_Requirement_: Count how many of the rows below contain the string "boxes". Reply with that number alone.

Region annotation records
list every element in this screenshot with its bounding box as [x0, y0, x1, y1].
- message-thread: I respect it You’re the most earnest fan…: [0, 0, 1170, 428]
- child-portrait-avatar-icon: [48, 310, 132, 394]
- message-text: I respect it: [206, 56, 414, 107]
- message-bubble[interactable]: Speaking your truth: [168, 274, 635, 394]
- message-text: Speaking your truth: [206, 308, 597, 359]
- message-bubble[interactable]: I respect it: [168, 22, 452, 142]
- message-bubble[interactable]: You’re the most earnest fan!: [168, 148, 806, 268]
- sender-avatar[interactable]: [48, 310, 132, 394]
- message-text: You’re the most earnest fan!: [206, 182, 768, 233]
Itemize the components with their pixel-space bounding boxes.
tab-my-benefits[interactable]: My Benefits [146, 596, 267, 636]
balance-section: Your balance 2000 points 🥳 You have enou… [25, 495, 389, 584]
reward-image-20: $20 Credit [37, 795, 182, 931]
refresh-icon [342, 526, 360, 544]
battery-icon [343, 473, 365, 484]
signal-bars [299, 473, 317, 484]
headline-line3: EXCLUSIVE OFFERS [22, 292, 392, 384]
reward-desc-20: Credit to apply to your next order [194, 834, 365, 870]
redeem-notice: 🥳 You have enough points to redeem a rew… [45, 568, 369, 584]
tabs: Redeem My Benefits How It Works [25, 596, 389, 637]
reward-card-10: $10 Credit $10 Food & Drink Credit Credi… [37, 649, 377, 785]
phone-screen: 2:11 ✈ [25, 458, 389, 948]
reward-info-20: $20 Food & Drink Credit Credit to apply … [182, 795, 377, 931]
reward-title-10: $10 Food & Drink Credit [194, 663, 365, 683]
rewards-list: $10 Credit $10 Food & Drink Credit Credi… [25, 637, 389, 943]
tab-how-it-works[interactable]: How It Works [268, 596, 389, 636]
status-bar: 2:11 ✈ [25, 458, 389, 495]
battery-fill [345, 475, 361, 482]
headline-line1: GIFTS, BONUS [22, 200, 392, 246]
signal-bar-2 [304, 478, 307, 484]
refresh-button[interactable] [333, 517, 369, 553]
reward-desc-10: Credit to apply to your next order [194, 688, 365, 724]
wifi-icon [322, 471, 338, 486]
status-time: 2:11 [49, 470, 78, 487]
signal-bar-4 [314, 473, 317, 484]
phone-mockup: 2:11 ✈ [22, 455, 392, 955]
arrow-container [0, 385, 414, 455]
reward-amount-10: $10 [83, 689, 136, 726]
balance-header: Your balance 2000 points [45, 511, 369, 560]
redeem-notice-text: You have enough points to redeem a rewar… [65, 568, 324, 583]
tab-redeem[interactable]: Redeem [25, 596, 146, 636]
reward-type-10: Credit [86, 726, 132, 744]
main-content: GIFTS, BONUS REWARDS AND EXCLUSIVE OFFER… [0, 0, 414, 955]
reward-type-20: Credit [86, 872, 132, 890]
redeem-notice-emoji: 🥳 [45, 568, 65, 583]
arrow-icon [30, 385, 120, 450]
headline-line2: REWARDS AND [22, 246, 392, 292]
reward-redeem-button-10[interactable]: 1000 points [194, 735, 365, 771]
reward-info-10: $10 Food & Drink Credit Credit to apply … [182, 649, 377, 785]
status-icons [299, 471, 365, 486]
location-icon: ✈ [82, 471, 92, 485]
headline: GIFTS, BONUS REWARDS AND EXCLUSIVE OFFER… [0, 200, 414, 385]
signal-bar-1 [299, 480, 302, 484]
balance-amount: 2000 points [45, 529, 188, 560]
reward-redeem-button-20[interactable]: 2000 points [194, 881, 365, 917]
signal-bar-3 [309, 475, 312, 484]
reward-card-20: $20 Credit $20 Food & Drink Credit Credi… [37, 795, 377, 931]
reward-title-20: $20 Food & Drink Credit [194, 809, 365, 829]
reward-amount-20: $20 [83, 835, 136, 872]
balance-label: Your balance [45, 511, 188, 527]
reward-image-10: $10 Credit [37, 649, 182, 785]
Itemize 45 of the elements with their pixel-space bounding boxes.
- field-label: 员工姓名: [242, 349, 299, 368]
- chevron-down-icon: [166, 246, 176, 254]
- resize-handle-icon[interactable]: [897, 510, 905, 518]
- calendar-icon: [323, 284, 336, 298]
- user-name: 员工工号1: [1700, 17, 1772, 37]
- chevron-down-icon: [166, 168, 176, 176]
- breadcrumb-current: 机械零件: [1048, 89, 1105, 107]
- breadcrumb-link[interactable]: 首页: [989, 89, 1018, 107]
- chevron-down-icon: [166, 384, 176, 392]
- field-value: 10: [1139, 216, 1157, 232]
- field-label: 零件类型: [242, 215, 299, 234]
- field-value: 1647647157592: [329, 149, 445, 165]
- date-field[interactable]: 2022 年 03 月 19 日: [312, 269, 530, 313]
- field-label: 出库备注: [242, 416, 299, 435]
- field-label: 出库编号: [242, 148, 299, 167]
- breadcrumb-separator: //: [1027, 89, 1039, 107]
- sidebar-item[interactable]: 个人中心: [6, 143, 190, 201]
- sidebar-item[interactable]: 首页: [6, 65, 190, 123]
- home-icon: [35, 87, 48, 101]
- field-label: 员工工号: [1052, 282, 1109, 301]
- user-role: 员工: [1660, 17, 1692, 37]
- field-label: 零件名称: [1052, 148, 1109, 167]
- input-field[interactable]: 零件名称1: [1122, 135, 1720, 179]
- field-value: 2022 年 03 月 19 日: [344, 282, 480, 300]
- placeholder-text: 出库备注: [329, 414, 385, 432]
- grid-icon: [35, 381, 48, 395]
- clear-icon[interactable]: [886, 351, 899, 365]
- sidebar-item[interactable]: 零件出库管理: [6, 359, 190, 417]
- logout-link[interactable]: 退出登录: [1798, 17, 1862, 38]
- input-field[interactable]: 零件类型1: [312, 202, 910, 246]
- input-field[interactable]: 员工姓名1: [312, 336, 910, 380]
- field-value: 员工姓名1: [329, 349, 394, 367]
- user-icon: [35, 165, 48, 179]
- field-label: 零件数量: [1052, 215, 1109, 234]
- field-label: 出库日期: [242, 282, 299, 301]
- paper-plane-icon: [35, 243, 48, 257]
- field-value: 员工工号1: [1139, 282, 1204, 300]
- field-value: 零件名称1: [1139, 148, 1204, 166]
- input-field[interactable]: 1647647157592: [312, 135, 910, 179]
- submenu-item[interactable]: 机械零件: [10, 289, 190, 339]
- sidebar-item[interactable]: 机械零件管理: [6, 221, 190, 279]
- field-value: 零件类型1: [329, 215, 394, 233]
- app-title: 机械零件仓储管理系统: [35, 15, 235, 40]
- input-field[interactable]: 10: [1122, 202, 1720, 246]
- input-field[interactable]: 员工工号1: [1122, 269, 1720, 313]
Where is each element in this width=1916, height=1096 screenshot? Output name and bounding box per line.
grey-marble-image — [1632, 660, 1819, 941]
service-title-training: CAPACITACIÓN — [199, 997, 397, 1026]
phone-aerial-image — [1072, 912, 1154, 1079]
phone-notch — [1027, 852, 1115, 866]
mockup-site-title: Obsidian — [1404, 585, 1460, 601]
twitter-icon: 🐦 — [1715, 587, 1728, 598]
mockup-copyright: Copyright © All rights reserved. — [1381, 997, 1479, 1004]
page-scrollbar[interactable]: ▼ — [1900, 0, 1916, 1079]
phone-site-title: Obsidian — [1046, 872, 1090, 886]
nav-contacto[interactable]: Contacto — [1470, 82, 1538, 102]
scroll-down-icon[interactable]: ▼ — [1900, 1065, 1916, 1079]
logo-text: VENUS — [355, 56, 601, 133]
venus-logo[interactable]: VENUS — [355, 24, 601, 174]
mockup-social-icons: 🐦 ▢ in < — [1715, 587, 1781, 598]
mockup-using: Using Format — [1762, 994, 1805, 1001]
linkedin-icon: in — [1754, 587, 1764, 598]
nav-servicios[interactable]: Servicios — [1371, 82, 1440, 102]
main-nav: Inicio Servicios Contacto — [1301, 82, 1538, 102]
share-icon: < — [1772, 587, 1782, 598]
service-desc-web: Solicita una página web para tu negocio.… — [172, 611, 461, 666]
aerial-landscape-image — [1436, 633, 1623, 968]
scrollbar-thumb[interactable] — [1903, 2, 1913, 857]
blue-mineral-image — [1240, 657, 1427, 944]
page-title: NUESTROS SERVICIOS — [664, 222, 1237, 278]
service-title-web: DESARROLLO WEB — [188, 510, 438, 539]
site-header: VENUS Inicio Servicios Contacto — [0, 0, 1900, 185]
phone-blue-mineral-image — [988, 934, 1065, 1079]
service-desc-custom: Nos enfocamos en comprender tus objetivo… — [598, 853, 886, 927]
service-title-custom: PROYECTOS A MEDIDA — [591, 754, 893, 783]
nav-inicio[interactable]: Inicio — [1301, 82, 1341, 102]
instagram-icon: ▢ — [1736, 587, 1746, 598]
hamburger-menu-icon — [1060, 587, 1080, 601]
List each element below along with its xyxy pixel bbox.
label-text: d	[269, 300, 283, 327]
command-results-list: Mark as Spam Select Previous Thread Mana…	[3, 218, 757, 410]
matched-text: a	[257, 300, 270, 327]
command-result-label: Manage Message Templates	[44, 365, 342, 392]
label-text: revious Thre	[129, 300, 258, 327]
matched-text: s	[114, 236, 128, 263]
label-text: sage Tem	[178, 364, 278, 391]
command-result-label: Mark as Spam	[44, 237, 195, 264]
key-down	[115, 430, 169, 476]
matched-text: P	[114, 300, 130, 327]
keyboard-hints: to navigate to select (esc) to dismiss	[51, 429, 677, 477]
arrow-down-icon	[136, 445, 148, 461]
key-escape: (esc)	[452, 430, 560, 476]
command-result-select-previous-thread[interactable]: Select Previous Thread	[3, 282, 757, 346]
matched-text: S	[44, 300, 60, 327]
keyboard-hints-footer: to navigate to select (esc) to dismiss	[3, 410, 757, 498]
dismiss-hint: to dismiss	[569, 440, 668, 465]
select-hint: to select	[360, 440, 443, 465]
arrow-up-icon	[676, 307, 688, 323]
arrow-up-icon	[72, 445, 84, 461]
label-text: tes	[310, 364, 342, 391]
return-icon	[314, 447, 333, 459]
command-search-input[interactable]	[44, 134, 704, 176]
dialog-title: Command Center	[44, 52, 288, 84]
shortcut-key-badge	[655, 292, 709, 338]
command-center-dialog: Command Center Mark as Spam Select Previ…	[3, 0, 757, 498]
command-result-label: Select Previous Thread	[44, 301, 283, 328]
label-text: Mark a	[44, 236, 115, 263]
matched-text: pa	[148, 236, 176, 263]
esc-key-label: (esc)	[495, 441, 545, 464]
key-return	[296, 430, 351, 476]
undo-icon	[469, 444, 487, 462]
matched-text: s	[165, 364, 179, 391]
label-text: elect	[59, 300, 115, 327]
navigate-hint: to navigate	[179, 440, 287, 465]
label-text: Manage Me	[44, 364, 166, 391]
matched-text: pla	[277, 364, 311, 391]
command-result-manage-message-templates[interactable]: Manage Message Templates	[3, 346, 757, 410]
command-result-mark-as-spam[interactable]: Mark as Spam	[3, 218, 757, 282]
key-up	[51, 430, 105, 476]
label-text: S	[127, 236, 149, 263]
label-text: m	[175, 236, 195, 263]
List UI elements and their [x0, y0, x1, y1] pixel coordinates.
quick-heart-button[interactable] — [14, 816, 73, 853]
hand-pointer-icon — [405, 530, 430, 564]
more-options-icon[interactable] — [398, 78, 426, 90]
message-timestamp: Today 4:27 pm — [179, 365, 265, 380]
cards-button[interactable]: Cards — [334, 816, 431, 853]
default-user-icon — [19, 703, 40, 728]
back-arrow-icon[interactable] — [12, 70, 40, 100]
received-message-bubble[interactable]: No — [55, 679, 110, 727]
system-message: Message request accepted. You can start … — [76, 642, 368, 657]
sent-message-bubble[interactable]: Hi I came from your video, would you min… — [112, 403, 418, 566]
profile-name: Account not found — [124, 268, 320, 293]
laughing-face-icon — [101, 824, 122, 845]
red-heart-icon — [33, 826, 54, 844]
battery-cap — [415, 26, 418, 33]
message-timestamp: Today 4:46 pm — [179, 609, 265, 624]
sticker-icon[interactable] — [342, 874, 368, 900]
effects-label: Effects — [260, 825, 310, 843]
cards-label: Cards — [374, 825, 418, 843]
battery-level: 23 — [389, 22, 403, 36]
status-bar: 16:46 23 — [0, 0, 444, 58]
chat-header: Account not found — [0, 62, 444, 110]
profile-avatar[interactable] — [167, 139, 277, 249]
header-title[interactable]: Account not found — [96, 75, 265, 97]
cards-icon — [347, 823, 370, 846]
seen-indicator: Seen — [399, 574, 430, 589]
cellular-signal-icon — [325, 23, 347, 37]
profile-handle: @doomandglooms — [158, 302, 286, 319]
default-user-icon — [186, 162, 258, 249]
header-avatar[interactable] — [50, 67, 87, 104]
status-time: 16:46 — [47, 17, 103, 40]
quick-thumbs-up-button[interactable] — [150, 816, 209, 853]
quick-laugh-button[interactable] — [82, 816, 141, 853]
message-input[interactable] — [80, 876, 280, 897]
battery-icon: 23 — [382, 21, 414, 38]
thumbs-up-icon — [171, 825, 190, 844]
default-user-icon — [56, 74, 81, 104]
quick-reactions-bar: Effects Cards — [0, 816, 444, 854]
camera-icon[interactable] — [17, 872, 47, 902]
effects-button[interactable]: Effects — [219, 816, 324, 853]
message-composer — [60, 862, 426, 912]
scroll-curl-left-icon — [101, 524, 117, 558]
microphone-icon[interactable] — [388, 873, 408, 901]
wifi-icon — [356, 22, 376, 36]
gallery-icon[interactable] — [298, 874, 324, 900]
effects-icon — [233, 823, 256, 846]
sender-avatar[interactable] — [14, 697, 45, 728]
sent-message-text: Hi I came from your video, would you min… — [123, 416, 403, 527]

_Full output_: 2